Aim: No images are to be carried over; print all other material exactly as it stands.

Task inputs:
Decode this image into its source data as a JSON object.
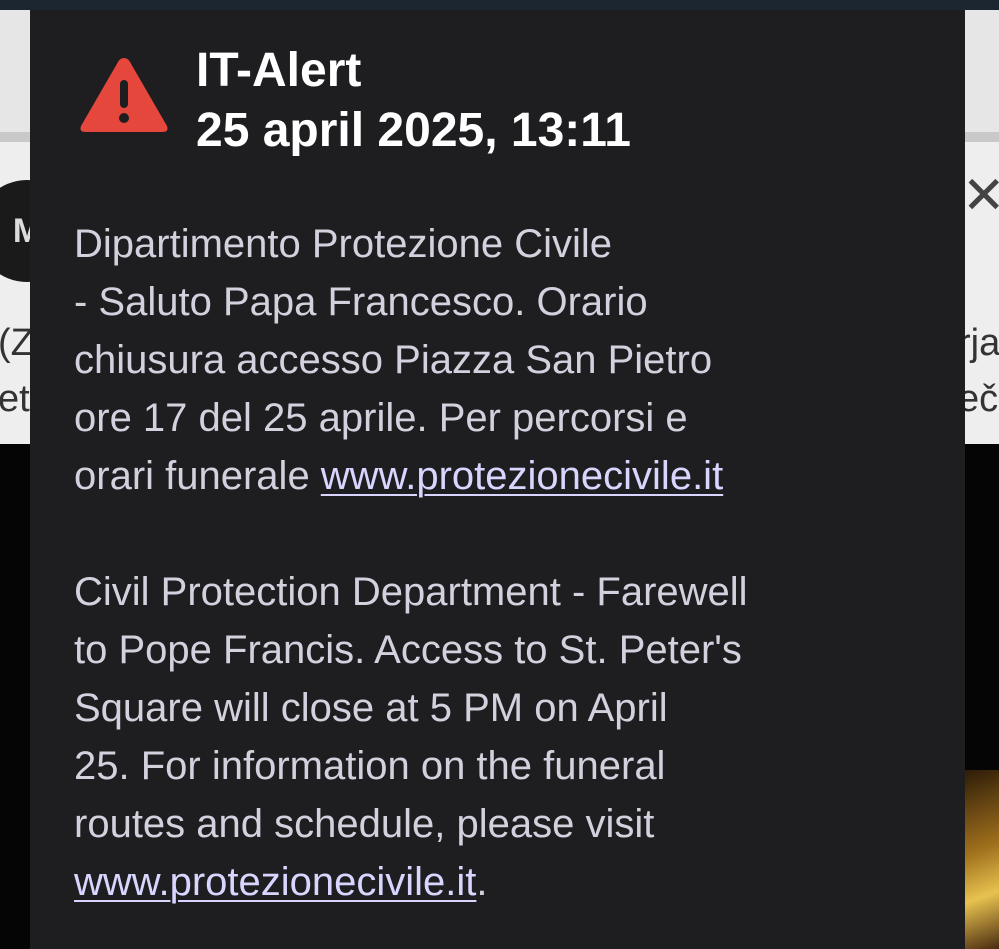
{
  "background": {
    "avatar_text": "M",
    "left_line_1": "(Z",
    "left_line_2": "et",
    "right_line_1": "rja",
    "right_line_2": "eč",
    "close_symbol": "✕"
  },
  "alert": {
    "icon": "warning-triangle-icon",
    "icon_color": "#e5473d",
    "title": "IT-Alert",
    "datetime": "25 april 2025, 13:11",
    "message_it": {
      "line_1": "Dipartimento Protezione Civile",
      "line_2": "- Saluto Papa Francesco. Orario",
      "line_3": "chiusura accesso Piazza San Pietro",
      "line_4": "ore 17 del 25 aprile. Per percorsi e",
      "line_5_prefix": "orari funerale ",
      "link": "www.protezionecivile.it"
    },
    "message_en": {
      "line_1": "Civil Protection Department - Farewell",
      "line_2": "to Pope Francis. Access to St. Peter's",
      "line_3": "Square will close at 5 PM on April",
      "line_4": "25. For information on the funeral",
      "line_5": "routes and schedule, please visit",
      "link": "www.protezionecivile.it",
      "suffix": "."
    }
  }
}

Exercise solution:
Decode this image into its source data as a JSON object.
{
  "background": {
    "avatar_text": "M",
    "left_line_1": "(Z",
    "left_line_2": "et",
    "right_line_1": "rja",
    "right_line_2": "eč",
    "close_symbol": "✕"
  },
  "alert": {
    "icon": "warning-triangle-icon",
    "icon_color": "#e5473d",
    "title": "IT-Alert",
    "datetime": "25 april 2025, 13:11",
    "message_it": {
      "line_1": "Dipartimento Protezione Civile",
      "line_2": "- Saluto Papa Francesco. Orario",
      "line_3": "chiusura accesso Piazza San Pietro",
      "line_4": "ore 17 del 25 aprile. Per percorsi e",
      "line_5_prefix": "orari funerale ",
      "link": "www.protezionecivile.it"
    },
    "message_en": {
      "line_1": "Civil Protection Department - Farewell",
      "line_2": "to Pope Francis. Access to St. Peter's",
      "line_3": "Square will close at 5 PM on April",
      "line_4": "25. For information on the funeral",
      "line_5": "routes and schedule, please visit",
      "link": "www.protezionecivile.it",
      "suffix": "."
    }
  }
}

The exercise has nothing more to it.